**EXERCISE DESCRIPTION**.
Which lines contain the word "ناتوانێت"? Return each of them as written.

**PROVIDED DATA**.
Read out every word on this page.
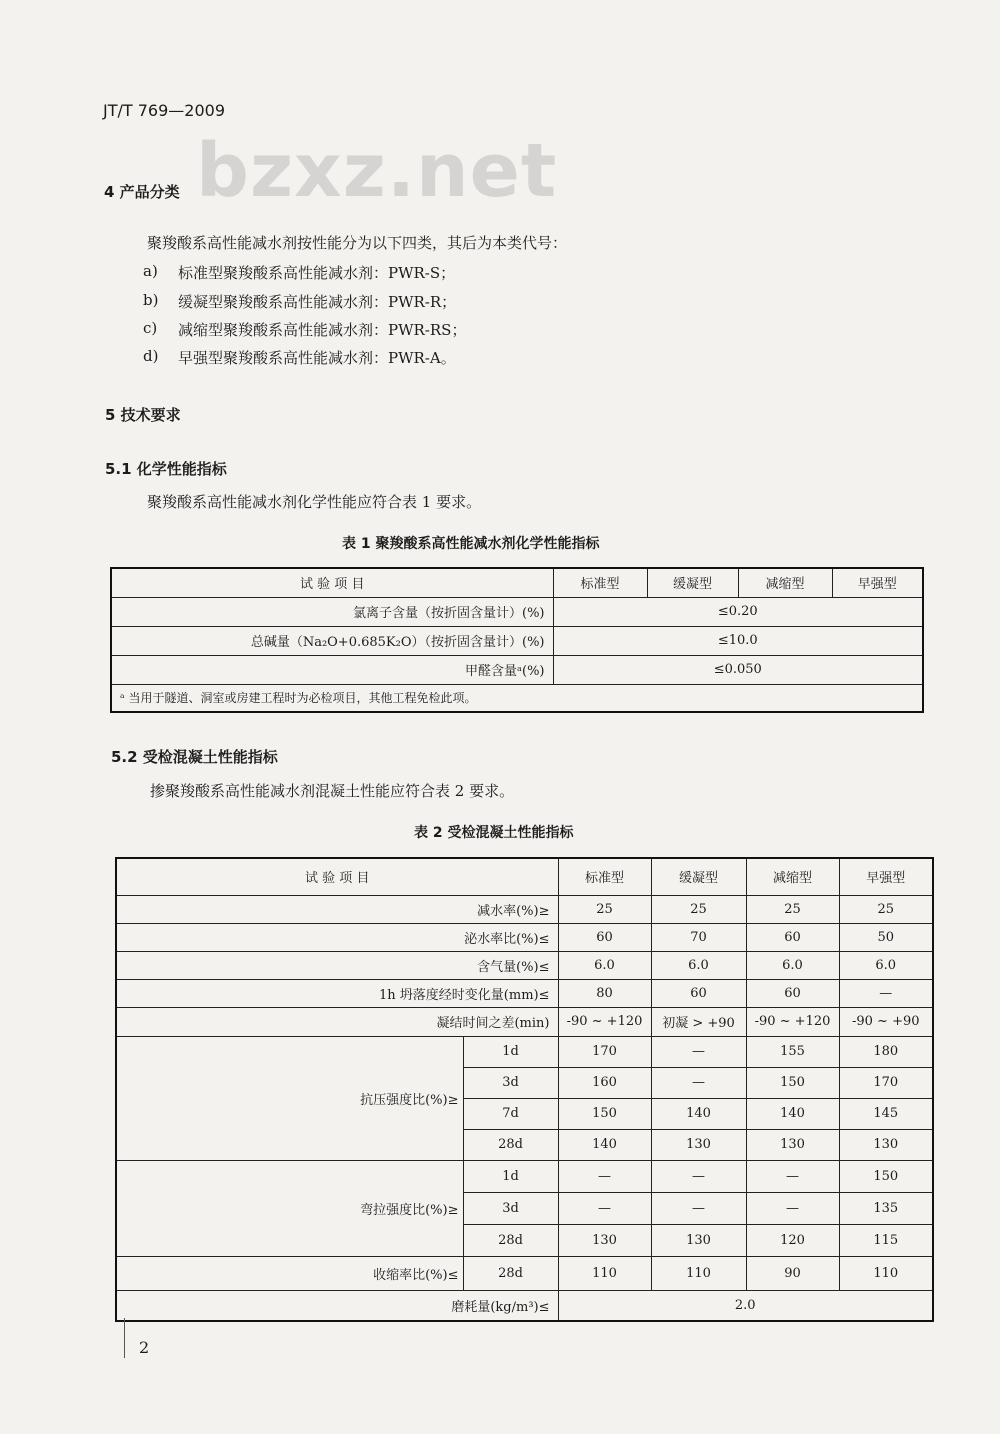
JT/T 769—2009
bzxz.net
4 产品分类
聚羧酸系高性能减水剂按性能分为以下四类，其后为本类代号：
a) 标准型聚羧酸系高性能减水剂：PWR-S；
b) 缓凝型聚羧酸系高性能减水剂：PWR-R；
c) 减缩型聚羧酸系高性能减水剂：PWR-RS；
d) 早强型聚羧酸系高性能减水剂：PWR-A。
5 技术要求
5.1 化学性能指标
聚羧酸系高性能减水剂化学性能应符合表 1 要求。
表 1 聚羧酸系高性能减水剂化学性能指标
试 验 项 目	标准型	缓凝型	减缩型	早强型
氯离子含量（按折固含量计）(%)	≤0.20			
总碱量（Na₂O+0.685K₂O）（按折固含量计）(%)	≤10.0			
甲醛含量ᵃ(%)	≤0.050			
ᵃ 当用于隧道、洞室或房建工程时为必检项目，其他工程免检此项。				
5.2 受检混凝土性能指标
掺聚羧酸系高性能减水剂混凝土性能应符合表 2 要求。
表 2 受检混凝土性能指标
试 验 项 目		标准型	缓凝型	减缩型	早强型
减水率(%)≥		25	25	25	25
泌水率比(%)≤		60	70	60	50
含气量(%)≤		6.0	6.0	6.0	6.0
1h 坍落度经时变化量(mm)≤		80	60	60	—
凝结时间之差(min)		-90 ~ +120	初凝 > +90	-90 ~ +120	-90 ~ +90
抗压强度比(%)≥	1d	170	—	155	180
	3d	160	—	150	170
	7d	150	140	140	145
	28d	140	130	130	130
弯拉强度比(%)≥	1d	—	—	—	150
	3d	—	—	—	135
	28d	130	130	120	115
收缩率比(%)≤	28d	110	110	90	110
磨耗量(kg/m³)≤		2.0			
2
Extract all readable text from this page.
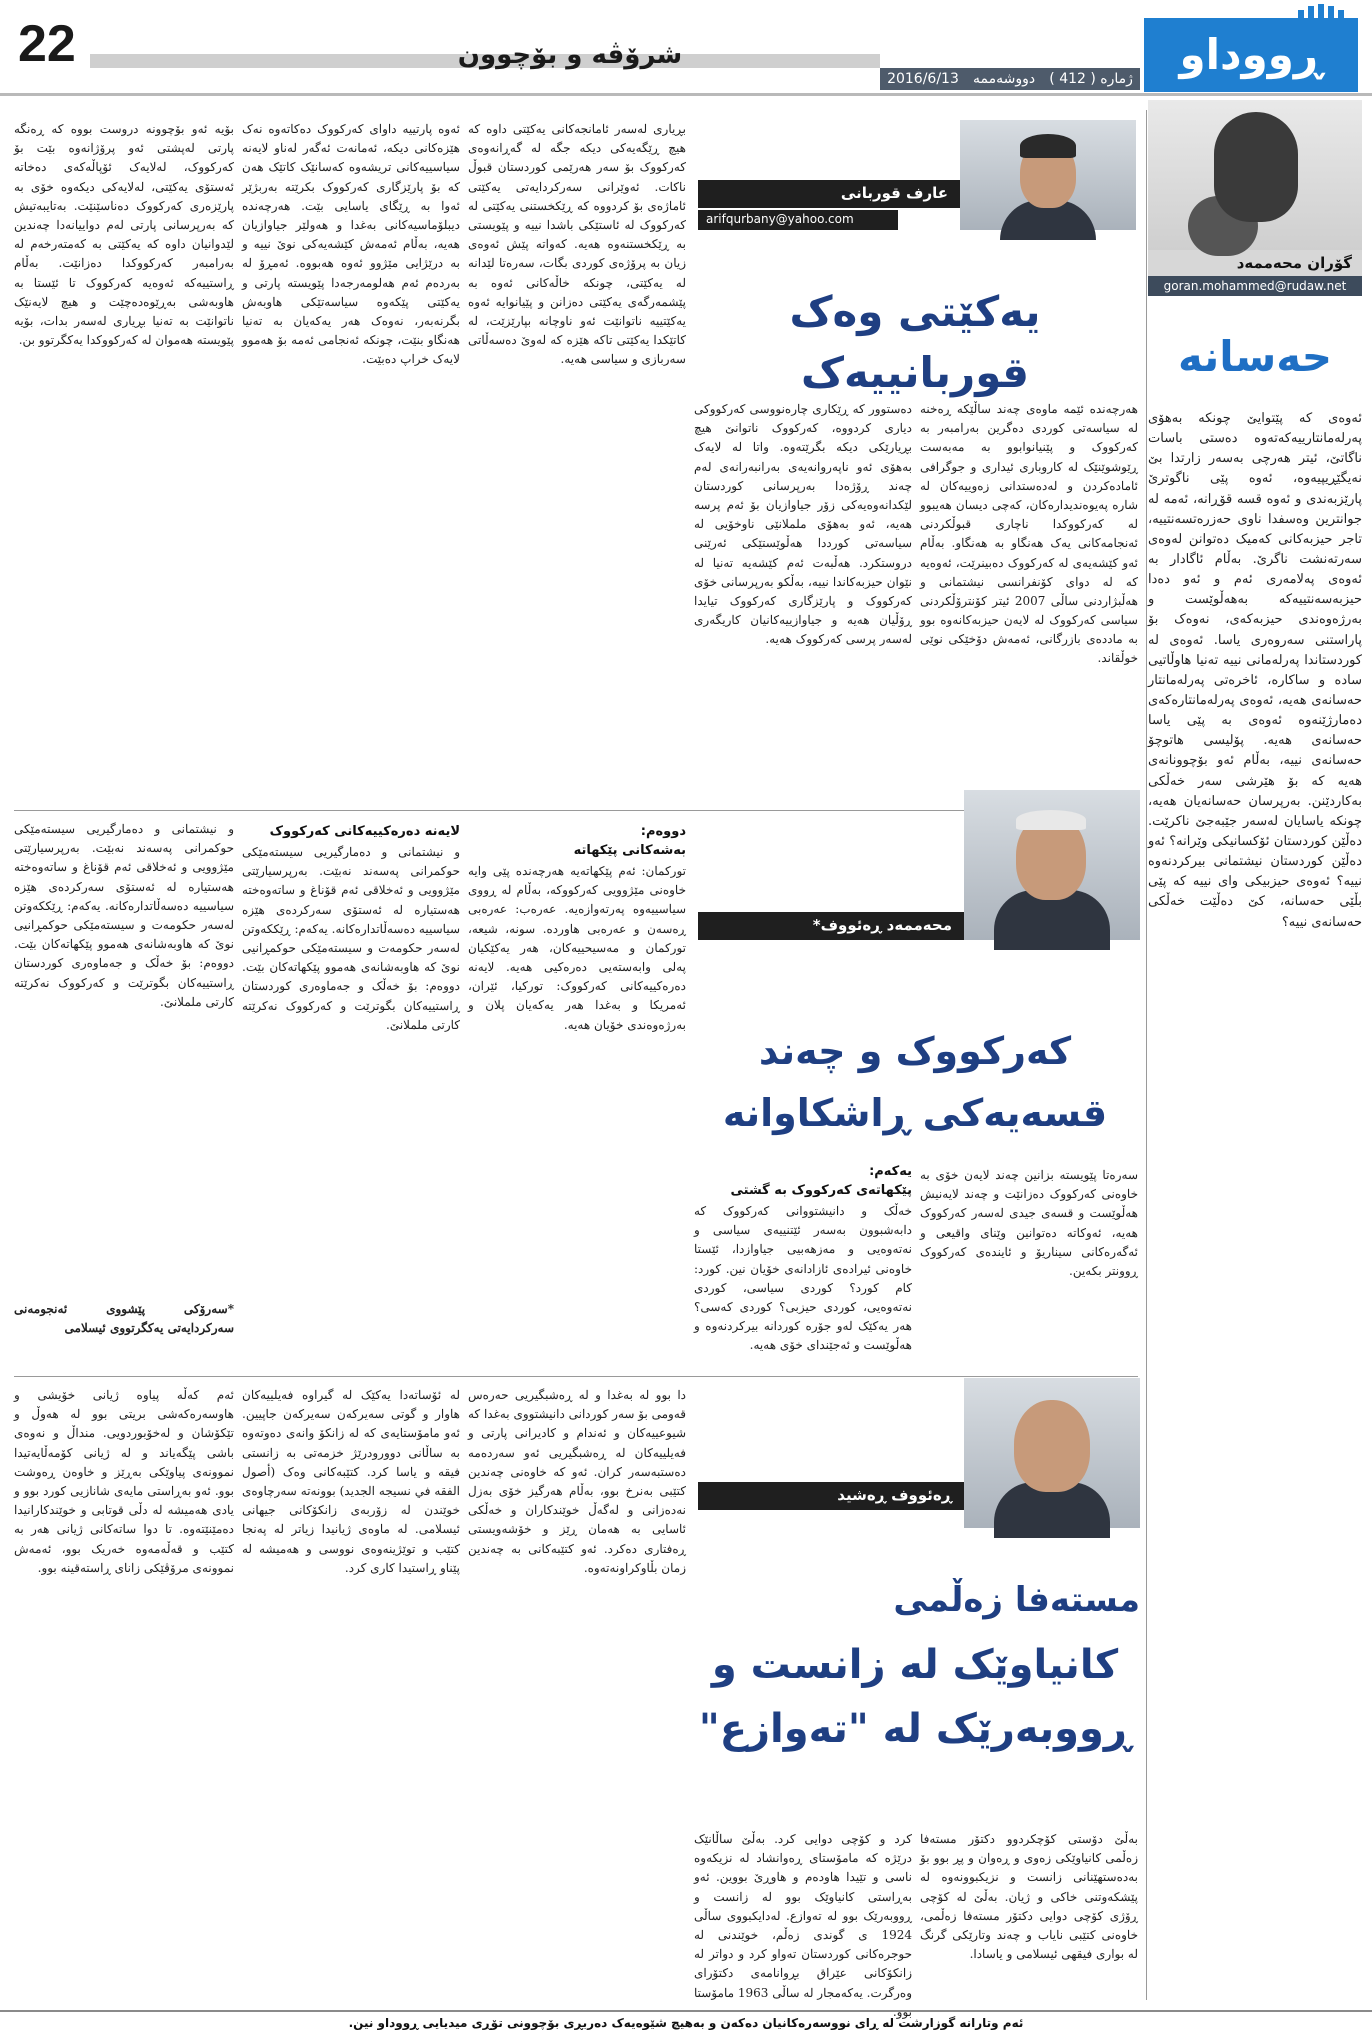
22	شرۆڤە و بۆچوون
ژمارە ( 412 )
دووشەممە
2016/6/13	ڕووداو
گۆران محەممەد
goran.mohammed@rudaw.net
حەسانە
ئەوەی کە پێتوایێ چونکە بەهۆی پەرلەمانتارییەکەتەوە دەستی باسات ناگاتێ، ئیتر هەرچی بەسەر زارتدا بێ نەیگێڕیپیەوە، ئەوە پێی ناگوترێ پارێزبەندی و ئەوە قسە قۆڕانە، ئەمە لە جوانترین وەسفدا ناوی حەزرەتسەنتییە، تاجر حیزبەکانی کەمیک دەتوانن لەوەی سەرتەنشت ناگرێ. بەڵام ئاگادار بە ئەوەی پەلامەری ئەم و ئەو دەدا حیزبەسەنتییەکە بەهەڵوێست و بەرژەوەندی حیزبەکەی، نەوەک بۆ پاراستنی سەروەری یاسا. ئەوەی لە کوردستاندا پەرلەمانی نییە تەنیا هاوڵاتیی سادە و ساکارە، ئاخرەتی پەرلەمانتار حەسانەی هەیە، ئەوەی پەرلەمانتارەکەی دەمارژێنەوە ئەوەی بە پێی یاسا حەسانەی هەیە. پۆلیسی هاتوچۆ حەسانەی نییە، بەڵام ئەو بۆچوونانەی هەیە کە بۆ هێرشی سەر خەڵکی بەکاردێنن. بەرپرسان حەسانەیان هەیە، چونکە یاسایان لەسەر جێبەجێ ناکرێت. دەڵێن کوردستان ئۆکسانیکی وێرانە؟ ئەو دەڵێن کوردستان نیشتمانی بیرکردنەوە نییە؟ ئەوەی حیزبیکی وای نییە کە پێی بڵێی حەسانە، کێ دەڵێت خەڵکی حەسانەی نییە؟
عارف قوربانی
arifqurbany@yahoo.com
یەکێتی وەک قوربانییەک
هەرچەندە ئێمە ماوەی چەند ساڵێکە ڕەخنە لە سیاسەتی کوردی دەگرین بەرامبەر بە کەرکووک و پێنیانوابوو بە مەبەست ڕێوشوێنێک لە کاروباری ئیداری و جوگرافی ئامادەکردن و لەدەستدانی زەوییەکان لە شارە پەیوەندیدارەکان، کەچی دیسان هەیبوو لە کەرکووکدا ناچاری قبوڵکردنی ئەنجامەکانی یەک هەنگاو بە هەنگاو. بەڵام ئەو کێشەیەی لە کەرکووک دەبینرێت، ئەوەیە کە لە دوای کۆنفرانسی نیشتمانی و هەڵبژاردنی ساڵی 2007 ئیتر کۆنترۆڵکردنی سیاسی کەرکووک لە لایەن حیزبەکانەوە بوو بە ماددەی بازرگانی، ئەمەش دۆخێکی نوێی خوڵقاند.
دەستوور کە ڕێکاری چارەنووسی کەرکووکی دیاری کردووە، کەرکووک ناتوانێ هیچ بڕیارێکی دیکە بگرێتەوە. واتا لە لایەک بەهۆی ئەو ناپەروانەیەی بەرانبەرانەی لەم چەند ڕۆژەدا بەرپرسانی کوردستان لێکدانەوەیەکی زۆر جیاوازیان بۆ ئەم پرسە هەیە، ئەو بەهۆی ململانێی ناوخۆیی لە سیاسەتی کورددا هەڵوێستێکی ئەرێنی دروستکرد. هەڵبەت ئەم کێشەیە تەنیا لە نێوان حیزبەکاندا نییە، بەڵکو بەرپرسانی خۆی کەرکووک و پارێزگاری کەرکووک تیایدا ڕۆڵیان هەیە و جیاوازییەکانیان کاریگەری لەسەر پرسی کەرکووک هەیە.
بڕیاری لەسەر ئامانجەکانی یەکێتی داوە کە هیچ ڕێگەیەکی دیکە جگە لە گەڕانەوەی کەرکووک بۆ سەر هەرێمی کوردستان قبوڵ ناکات. ئەوێرانی سەرکردایەتی یەکێتی ئاماژەی بۆ کردووە کە ڕێکخستنی یەکێتی لە کەرکووک لە ئاستێکی باشدا نییە و پێویستی بە ڕێکخستنەوە هەیە. کەواتە پێش ئەوەی زیان بە پرۆژەی کوردی بگات، سەرەتا لێدانە لە یەکێتی، چونکە خاڵەکانی ئەوە بە پێشمەرگەی یەکێتی دەزانن و پێیانوایە ئەوە یەکێتییە ناتوانێت ئەو ناوچانە بپارێزێت، لە کاتێکدا یەکێتی تاکە هێزە کە لەوێ دەسەڵاتی سەربازی و سیاسی هەیە.
ئەوە پارتییە داوای کەرکووک دەکاتەوە نەک هێزەکانی دیکە، ئەمانەت ئەگەر لەناو لایەنە سیاسییەکانی تریشەوە کەسانێک کاتێک هەن کە بۆ پارێزگاری کەرکووک بکرێتە بەربژێر ئەوا بە ڕێگای یاسایی بێت. هەرچەندە دیبلۆماسیەکانی بەغدا و هەولێر جیاوازیان هەیە، بەڵام ئەمەش کێشەیەکی نوێ نییە و بە درێژایی مێژوو ئەوە هەبووە. ئەمڕۆ لە بەردەم ئەم هەلومەرجەدا پێویستە پارتی و یەکێتی پێکەوە سیاسەتێکی هاوبەش بگرنەبەر، نەوەک هەر یەکەیان بە تەنیا هەنگاو بنێت، چونکە ئەنجامی ئەمە بۆ هەموو لایەک خراپ دەبێت.
بۆیە ئەو بۆچوونە دروست بووە کە ڕەنگە پارتی لەپشتی ئەو پرۆژانەوە بێت بۆ کەرکووک، لەلایەک ئۆپاڵەکەی دەخاتە ئەستۆی یەکێتی، لەلایەکی دیکەوە خۆی بە پارێزەری کەرکووک دەناسێنێت. بەتایبەتیش کە بەرپرسانی پارتی لەم دواییانەدا چەندین لێدوانیان داوە کە یەکێتی بە کەمتەرخەم لە بەرامبەر کەرکووکدا دەزانێت. بەڵام ڕاستییەکە ئەوەیە کەرکووک تا ئێستا بە هاوبەشی بەڕێوەدەچێت و هیچ لایەنێک ناتوانێت بە تەنیا بڕیاری لەسەر بدات، بۆیە پێویستە هەموان لە کەرکووکدا یەکگرتوو بن.
محەممەد ڕەئووف*
کەرکووک و چەند
قسەیەکی ڕاشکاوانە
سەرەتا پێویستە بزانین چەند لایەن خۆی بە خاوەنی کەرکووک دەزانێت و چەند لایەنیش هەڵوێست و قسەی جیدی لەسەر کەرکووک هەیە، ئەوکاتە دەتوانین وێنای واقیعی و ئەگەرەکانی سیناریۆ و ئایندەی کەرکووک ڕوونتر بکەین.
یەکەم:
پێکهاتەی کەرکووک بە گشتی
خەڵک و دانیشتووانی کەرکووک کە دابەشبوون بەسەر ئێتنییەی سیاسی و نەتەوەیی و مەزهەبیی جیاوازدا، ئێستا خاوەنی ئیرادەی ئازادانەی خۆیان نین. کورد: کام کورد؟ کوردی سیاسی، کوردی نەتەوەیی، کوردی حیزبی؟ کوردی کەسی؟ هەر یەکێک لەو جۆرە کوردانە بیرکردنەوە و هەڵوێست و ئەجێندای خۆی هەیە.
دووەم:
بەشەکانی پێکهاتە
تورکمان: ئەم پێکهاتەیە هەرچەندە پێی وایە خاوەنی مێژوویی کەرکووکە، بەڵام لە ڕووی سیاسییەوە پەرتەوازەیە. عەرەب: عەرەبی ڕەسەن و عەرەبی هاوردە. سونە، شیعە، تورکمان و مەسیحییەکان، هەر یەکێکیان پەلی وابەستەیی دەرەکیی هەیە. لایەنە دەرەکییەکانی کەرکووک: تورکیا، ئێران، ئەمریکا و بەغدا هەر یەکەیان پلان و بەرژەوەندی خۆیان هەیە.
لایەنە دەرەکییەکانی کەرکووک
و نیشتمانی و دەمارگیریی سیستەمێکی حوکمرانی پەسەند نەبێت. بەرپرسیارێتی مێژوویی و ئەخلاقی ئەم قۆناغ و ساتەوەختە هەستیارە لە ئەستۆی سەرکردەی هێزە سیاسییە دەسەڵاتدارەکانە. یەکەم: ڕێککەوتن لەسەر حکومەت و سیستەمێکی حوکمڕانیی نوێ کە هاوبەشانەی هەموو پێکهاتەکان بێت. دووەم: بۆ خەڵک و جەماوەری کوردستان ڕاستییەکان بگوترێت و کەرکووک نەکرێتە کارتی ململانێ.
و نیشتمانی و دەمارگیریی سیستەمێکی حوکمرانی پەسەند نەبێت. بەرپرسیارێتی مێژوویی و ئەخلاقی ئەم قۆناغ و ساتەوەختە هەستیارە لە ئەستۆی سەرکردەی هێزە سیاسییە دەسەڵاتدارەکانە. یەکەم: ڕێککەوتن لەسەر حکومەت و سیستەمێکی حوکمڕانیی نوێ کە هاوبەشانەی هەموو پێکهاتەکان بێت. دووەم: بۆ خەڵک و جەماوەری کوردستان ڕاستییەکان بگوترێت و کەرکووک نەکرێتە کارتی ململانێ.
*سەرۆکی پێشووی ئەنجومەنی سەرکردایەتی یەکگرتووی ئیسلامی
ڕەئووف ڕەشید
مستەفا زەڵمی
کانیاوێک لە زانست و
ڕووبەرێک لە "تەوازع"
بەڵێ دۆستی کۆچکردوو دکتۆر مستەفا زەڵمی کانیاوێکی زەوی و ڕەوان و پڕ بوو بۆ بەدەستهێنانی زانست و نزیکبوونەوە لە پێشکەوتنی خاکی و ژیان. بەڵێ لە کۆچی ڕۆژی کۆچی دوایی دکتۆر مستەفا زەڵمی، خاوەنی کتێبی نایاب و چەند وتارێکی گرنگ لە بواری فیقهی ئیسلامی و یاسادا.
کرد و کۆچی دوایی کرد. بەڵێ ساڵانێک درێژە کە مامۆستای ڕەوانشاد لە نزیکەوە ناسی و تێیدا هاودەم و هاوڕێ بووین. ئەو بەڕاستی کانیاوێک بوو لە زانست و ڕووبەرێک بوو لە تەوازع. لەدایکبووی ساڵی 1924 ی گوندی زەڵم، خوێندنی لە حوجرەکانی کوردستان تەواو کرد و دواتر لە زانکۆکانی عێراق بڕوانامەی دکتۆرای وەرگرت. یەکەمجار لە ساڵی 1963 مامۆستا بوو.
دا بوو لە بەغدا و لە ڕەشبگیریی حەرەس قەومی بۆ سەر کوردانی دانیشتووی بەغدا کە شیوعییەکان و ئەندام و کادیرانی پارتی و فەیلییەکان لە ڕەشبگیریی ئەو سەردەمە دەستبەسەر کران. ئەو کە خاوەنی چەندین کتێبی بەنرخ بوو، بەڵام هەرگیز خۆی بەزل نەدەزانی و لەگەڵ خوێندکاران و خەڵکی ئاسایی بە هەمان ڕێز و خۆشەویستی ڕەفتاری دەکرد. ئەو کتێبەکانی بە چەندین زمان بڵاوکراونەتەوە.
لە ئۆساتەدا یەکێک لە گیراوە فەیلییەکان هاوار و گوتی سەیرکەن سەیرکەن جاپیین. ئەو مامۆستایەی کە لە زانکۆ وانەی دەوتەوە بە ساڵانی دوورودرێژ خزمەتی بە زانستی فیقه و یاسا کرد. کتێبەکانی وەک (أصول الفقه في نسيجه الجديد) بوونەتە سەرچاوەی خوێندن لە زۆربەی زانکۆکانی جیهانی ئیسلامی. لە ماوەی ژیانیدا زیاتر لە پەنجا کتێب و توێژینەوەی نووسی و هەمیشە لە پێناو ڕاستیدا کاری کرد.
ئەم کەڵە پیاوە ژیانی خۆیشی و هاوسەرەکەشی بریتی بوو لە هەوڵ و تێکۆشان و لەخۆبوردویی. منداڵ و نەوەی باشی پێگەیاند و لە ژیانی کۆمەڵایەتیدا نموونەی پیاوێکی بەڕێز و خاوەن ڕەوشت بوو. ئەو بەڕاستی مایەی شانازیی کورد بوو و یادی هەمیشە لە دڵی قوتابی و خوێندکارانیدا دەمێنێتەوە. تا دوا ساتەکانی ژیانی هەر بە کتێب و قەڵەمەوە خەریک بوو، ئەمەش نموونەی مرۆڤێکی زانای ڕاستەقینە بوو.
ئەم وتارانە گوزارشت لە ڕای نووسەرەکانیان دەکەن و بەهیچ شێوەیەک دەربڕی بۆچوونی تۆڕی میدیایی ڕووداو نین.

**TASK RESULT**.
بڕیاری لەسەر ئامانجەکانی یەکێتی داوە کە هیچ ڕێگەیەکی دیکە جگە لە گەڕانەوەی کەرکووک بۆ سەر هەرێمی کوردستان قبوڵ ناکات. ئەوێرانی سەرکردایەتی یەکێتی ئاماژەی بۆ کردووە کە ڕێکخستنی یەکێتی لە کەرکووک لە ئاستێکی باشدا نییە و پێویستی بە ڕێکخستنەوە هەیە. کەواتە پێش ئەوەی زیان بە پرۆژەی کوردی بگات، سەرەتا لێدانە لە یەکێتی، چونکە خاڵەکانی ئەوە بە پێشمەرگەی یەکێتی دەزانن و پێیانوایە ئەوە یەکێتییە ناتوانێت ئەو ناوچانە بپارێزێت، لە کاتێکدا یەکێتی تاکە هێزە کە لەوێ دەسەڵاتی سەربازی و سیاسی هەیە.
بۆیە ئەو بۆچوونە دروست بووە کە ڕەنگە پارتی لەپشتی ئەو پرۆژانەوە بێت بۆ کەرکووک، لەلایەک ئۆپاڵەکەی دەخاتە ئەستۆی یەکێتی، لەلایەکی دیکەوە خۆی بە پارێزەری کەرکووک دەناسێنێت. بەتایبەتیش کە بەرپرسانی پارتی لەم دواییانەدا چەندین لێدوانیان داوە کە یەکێتی بە کەمتەرخەم لە بەرامبەر کەرکووکدا دەزانێت. بەڵام ڕاستییەکە ئەوەیە کەرکووک تا ئێستا بە هاوبەشی بەڕێوەدەچێت و هیچ لایەنێک ناتوانێت بە تەنیا بڕیاری لەسەر بدات، بۆیە پێویستە هەموان لە کەرکووکدا یەکگرتوو بن.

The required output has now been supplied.